** Exercise directions **
Would you output the whole listing below, exactly as it reads?

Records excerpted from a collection
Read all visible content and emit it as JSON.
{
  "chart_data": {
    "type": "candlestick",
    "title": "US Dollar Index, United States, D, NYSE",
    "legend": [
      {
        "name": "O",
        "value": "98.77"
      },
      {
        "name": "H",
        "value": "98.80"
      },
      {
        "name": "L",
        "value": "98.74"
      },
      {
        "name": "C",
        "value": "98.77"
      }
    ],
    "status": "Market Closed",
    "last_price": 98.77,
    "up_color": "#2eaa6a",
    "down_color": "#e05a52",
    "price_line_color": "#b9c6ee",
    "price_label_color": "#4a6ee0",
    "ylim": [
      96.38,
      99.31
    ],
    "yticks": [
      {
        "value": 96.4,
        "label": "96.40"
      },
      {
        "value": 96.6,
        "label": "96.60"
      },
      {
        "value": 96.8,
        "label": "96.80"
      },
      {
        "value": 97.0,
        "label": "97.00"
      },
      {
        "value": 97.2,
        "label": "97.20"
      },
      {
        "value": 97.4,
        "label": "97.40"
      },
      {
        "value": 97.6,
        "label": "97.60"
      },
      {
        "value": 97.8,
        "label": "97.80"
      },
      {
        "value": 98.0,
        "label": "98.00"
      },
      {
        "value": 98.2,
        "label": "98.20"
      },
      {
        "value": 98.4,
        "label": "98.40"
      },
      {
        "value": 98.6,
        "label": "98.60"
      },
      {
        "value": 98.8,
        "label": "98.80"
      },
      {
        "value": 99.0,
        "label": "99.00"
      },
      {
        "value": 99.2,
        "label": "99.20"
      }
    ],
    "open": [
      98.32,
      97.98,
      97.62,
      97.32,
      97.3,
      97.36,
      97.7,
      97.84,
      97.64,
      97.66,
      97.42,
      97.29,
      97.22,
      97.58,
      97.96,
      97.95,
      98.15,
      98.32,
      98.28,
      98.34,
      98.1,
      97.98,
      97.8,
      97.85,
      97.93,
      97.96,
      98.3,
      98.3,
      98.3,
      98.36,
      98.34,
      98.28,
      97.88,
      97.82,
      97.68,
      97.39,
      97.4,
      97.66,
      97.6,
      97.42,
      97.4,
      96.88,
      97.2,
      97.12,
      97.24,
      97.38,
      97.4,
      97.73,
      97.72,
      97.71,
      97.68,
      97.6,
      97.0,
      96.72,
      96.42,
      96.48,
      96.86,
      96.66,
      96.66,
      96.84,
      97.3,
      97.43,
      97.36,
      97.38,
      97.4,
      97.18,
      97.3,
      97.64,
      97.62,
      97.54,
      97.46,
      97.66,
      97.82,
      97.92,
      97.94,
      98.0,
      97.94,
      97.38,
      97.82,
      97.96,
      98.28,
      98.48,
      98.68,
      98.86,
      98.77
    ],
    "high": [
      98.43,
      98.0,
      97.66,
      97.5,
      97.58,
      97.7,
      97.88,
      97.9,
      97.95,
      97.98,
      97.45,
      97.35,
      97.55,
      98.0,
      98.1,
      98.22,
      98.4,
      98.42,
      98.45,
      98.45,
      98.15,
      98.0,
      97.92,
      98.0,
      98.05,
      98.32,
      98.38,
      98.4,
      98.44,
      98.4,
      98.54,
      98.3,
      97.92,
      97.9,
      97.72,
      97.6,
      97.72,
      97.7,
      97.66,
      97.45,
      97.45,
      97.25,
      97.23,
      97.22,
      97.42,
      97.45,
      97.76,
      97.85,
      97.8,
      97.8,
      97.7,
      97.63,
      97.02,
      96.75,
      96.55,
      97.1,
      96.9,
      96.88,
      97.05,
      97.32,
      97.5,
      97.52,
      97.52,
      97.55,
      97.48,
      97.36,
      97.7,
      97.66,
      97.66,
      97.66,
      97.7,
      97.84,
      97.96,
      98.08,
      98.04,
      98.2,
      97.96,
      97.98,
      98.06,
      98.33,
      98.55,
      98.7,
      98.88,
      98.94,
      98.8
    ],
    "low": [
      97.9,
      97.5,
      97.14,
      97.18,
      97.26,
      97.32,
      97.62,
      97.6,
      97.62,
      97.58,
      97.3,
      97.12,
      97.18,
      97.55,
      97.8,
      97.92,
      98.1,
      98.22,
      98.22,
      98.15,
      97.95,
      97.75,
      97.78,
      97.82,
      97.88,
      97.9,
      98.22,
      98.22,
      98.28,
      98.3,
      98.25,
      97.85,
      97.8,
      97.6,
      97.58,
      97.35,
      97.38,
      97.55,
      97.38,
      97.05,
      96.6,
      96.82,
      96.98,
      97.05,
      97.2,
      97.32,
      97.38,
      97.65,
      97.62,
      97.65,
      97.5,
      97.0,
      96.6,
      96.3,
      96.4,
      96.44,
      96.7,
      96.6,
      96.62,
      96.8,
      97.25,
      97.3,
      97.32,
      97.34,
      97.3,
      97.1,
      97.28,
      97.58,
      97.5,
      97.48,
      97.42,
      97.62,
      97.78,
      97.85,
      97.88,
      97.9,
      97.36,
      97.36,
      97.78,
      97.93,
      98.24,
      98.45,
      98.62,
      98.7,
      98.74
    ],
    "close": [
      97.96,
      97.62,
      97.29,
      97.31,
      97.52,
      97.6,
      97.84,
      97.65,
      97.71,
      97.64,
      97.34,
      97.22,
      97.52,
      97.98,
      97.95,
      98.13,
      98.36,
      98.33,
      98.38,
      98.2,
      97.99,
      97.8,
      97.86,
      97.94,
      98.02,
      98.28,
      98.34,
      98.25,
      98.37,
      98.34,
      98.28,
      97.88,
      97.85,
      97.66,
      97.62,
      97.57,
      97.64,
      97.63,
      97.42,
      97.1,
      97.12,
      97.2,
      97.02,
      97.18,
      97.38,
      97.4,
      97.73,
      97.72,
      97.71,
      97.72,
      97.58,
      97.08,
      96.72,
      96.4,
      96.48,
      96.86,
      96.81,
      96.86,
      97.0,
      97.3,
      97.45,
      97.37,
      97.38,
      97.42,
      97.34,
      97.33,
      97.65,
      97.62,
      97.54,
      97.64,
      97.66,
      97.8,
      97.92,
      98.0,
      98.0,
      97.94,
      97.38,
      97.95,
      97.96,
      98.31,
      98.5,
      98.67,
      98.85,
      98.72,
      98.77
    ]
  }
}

** Final answer **
Read all visible content and emit it as JSON.
{
  "chart_data": {
    "type": "candlestick",
    "title": "US Dollar Index, United States, D, NYSE",
    "legend": [
      {
        "name": "O",
        "value": "98.77"
      },
      {
        "name": "H",
        "value": "98.80"
      },
      {
        "name": "L",
        "value": "98.74"
      },
      {
        "name": "C",
        "value": "98.77"
      }
    ],
    "status": "Market Closed",
    "last_price": 98.77,
    "up_color": "#2eaa6a",
    "down_color": "#e05a52",
    "price_line_color": "#b9c6ee",
    "price_label_color": "#4a6ee0",
    "ylim": [
      96.38,
      99.31
    ],
    "yticks": [
      {
        "value": 96.4,
        "label": "96.40"
      },
      {
        "value": 96.6,
        "label": "96.60"
      },
      {
        "value": 96.8,
        "label": "96.80"
      },
      {
        "value": 97.0,
        "label": "97.00"
      },
      {
        "value": 97.2,
        "label": "97.20"
      },
      {
        "value": 97.4,
        "label": "97.40"
      },
      {
        "value": 97.6,
        "label": "97.60"
      },
      {
        "value": 97.8,
        "label": "97.80"
      },
      {
        "value": 98.0,
        "label": "98.00"
      },
      {
        "value": 98.2,
        "label": "98.20"
      },
      {
        "value": 98.4,
        "label": "98.40"
      },
      {
        "value": 98.6,
        "label": "98.60"
      },
      {
        "value": 98.8,
        "label": "98.80"
      },
      {
        "value": 99.0,
        "label": "99.00"
      },
      {
        "value": 99.2,
        "label": "99.20"
      }
    ],
    "open": [
      98.32,
      97.98,
      97.62,
      97.32,
      97.3,
      97.36,
      97.7,
      97.84,
      97.64,
      97.66,
      97.42,
      97.29,
      97.22,
      97.58,
      97.96,
      97.95,
      98.15,
      98.32,
      98.28,
      98.34,
      98.1,
      97.98,
      97.8,
      97.85,
      97.93,
      97.96,
      98.3,
      98.3,
      98.3,
      98.36,
      98.34,
      98.28,
      97.88,
      97.82,
      97.68,
      97.39,
      97.4,
      97.66,
      97.6,
      97.42,
      97.4,
      96.88,
      97.2,
      97.12,
      97.24,
      97.38,
      97.4,
      97.73,
      97.72,
      97.71,
      97.68,
      97.6,
      97.0,
      96.72,
      96.42,
      96.48,
      96.86,
      96.66,
      96.66,
      96.84,
      97.3,
      97.43,
      97.36,
      97.38,
      97.4,
      97.18,
      97.3,
      97.64,
      97.62,
      97.54,
      97.46,
      97.66,
      97.82,
      97.92,
      97.94,
      98.0,
      97.94,
      97.38,
      97.82,
      97.96,
      98.28,
      98.48,
      98.68,
      98.86,
      98.77
    ],
    "high": [
      98.43,
      98.0,
      97.66,
      97.5,
      97.58,
      97.7,
      97.88,
      97.9,
      97.95,
      97.98,
      97.45,
      97.35,
      97.55,
      98.0,
      98.1,
      98.22,
      98.4,
      98.42,
      98.45,
      98.45,
      98.15,
      98.0,
      97.92,
      98.0,
      98.05,
      98.32,
      98.38,
      98.4,
      98.44,
      98.4,
      98.54,
      98.3,
      97.92,
      97.9,
      97.72,
      97.6,
      97.72,
      97.7,
      97.66,
      97.45,
      97.45,
      97.25,
      97.23,
      97.22,
      97.42,
      97.45,
      97.76,
      97.85,
      97.8,
      97.8,
      97.7,
      97.63,
      97.02,
      96.75,
      96.55,
      97.1,
      96.9,
      96.88,
      97.05,
      97.32,
      97.5,
      97.52,
      97.52,
      97.55,
      97.48,
      97.36,
      97.7,
      97.66,
      97.66,
      97.66,
      97.7,
      97.84,
      97.96,
      98.08,
      98.04,
      98.2,
      97.96,
      97.98,
      98.06,
      98.33,
      98.55,
      98.7,
      98.88,
      98.94,
      98.8
    ],
    "low": [
      97.9,
      97.5,
      97.14,
      97.18,
      97.26,
      97.32,
      97.62,
      97.6,
      97.62,
      97.58,
      97.3,
      97.12,
      97.18,
      97.55,
      97.8,
      97.92,
      98.1,
      98.22,
      98.22,
      98.15,
      97.95,
      97.75,
      97.78,
      97.82,
      97.88,
      97.9,
      98.22,
      98.22,
      98.28,
      98.3,
      98.25,
      97.85,
      97.8,
      97.6,
      97.58,
      97.35,
      97.38,
      97.55,
      97.38,
      97.05,
      96.6,
      96.82,
      96.98,
      97.05,
      97.2,
      97.32,
      97.38,
      97.65,
      97.62,
      97.65,
      97.5,
      97.0,
      96.6,
      96.3,
      96.4,
      96.44,
      96.7,
      96.6,
      96.62,
      96.8,
      97.25,
      97.3,
      97.32,
      97.34,
      97.3,
      97.1,
      97.28,
      97.58,
      97.5,
      97.48,
      97.42,
      97.62,
      97.78,
      97.85,
      97.88,
      97.9,
      97.36,
      97.36,
      97.78,
      97.93,
      98.24,
      98.45,
      98.62,
      98.7,
      98.74
    ],
    "close": [
      97.96,
      97.62,
      97.29,
      97.31,
      97.52,
      97.6,
      97.84,
      97.65,
      97.71,
      97.64,
      97.34,
      97.22,
      97.52,
      97.98,
      97.95,
      98.13,
      98.36,
      98.33,
      98.38,
      98.2,
      97.99,
      97.8,
      97.86,
      97.94,
      98.02,
      98.28,
      98.34,
      98.25,
      98.37,
      98.34,
      98.28,
      97.88,
      97.85,
      97.66,
      97.62,
      97.57,
      97.64,
      97.63,
      97.42,
      97.1,
      97.12,
      97.2,
      97.02,
      97.18,
      97.38,
      97.4,
      97.73,
      97.72,
      97.71,
      97.72,
      97.58,
      97.08,
      96.72,
      96.4,
      96.48,
      96.86,
      96.81,
      96.86,
      97.0,
      97.3,
      97.45,
      97.37,
      97.38,
      97.42,
      97.34,
      97.33,
      97.65,
      97.62,
      97.54,
      97.64,
      97.66,
      97.8,
      97.92,
      98.0,
      98.0,
      97.94,
      97.38,
      97.95,
      97.96,
      98.31,
      98.5,
      98.67,
      98.85,
      98.72,
      98.77
    ]
  }
}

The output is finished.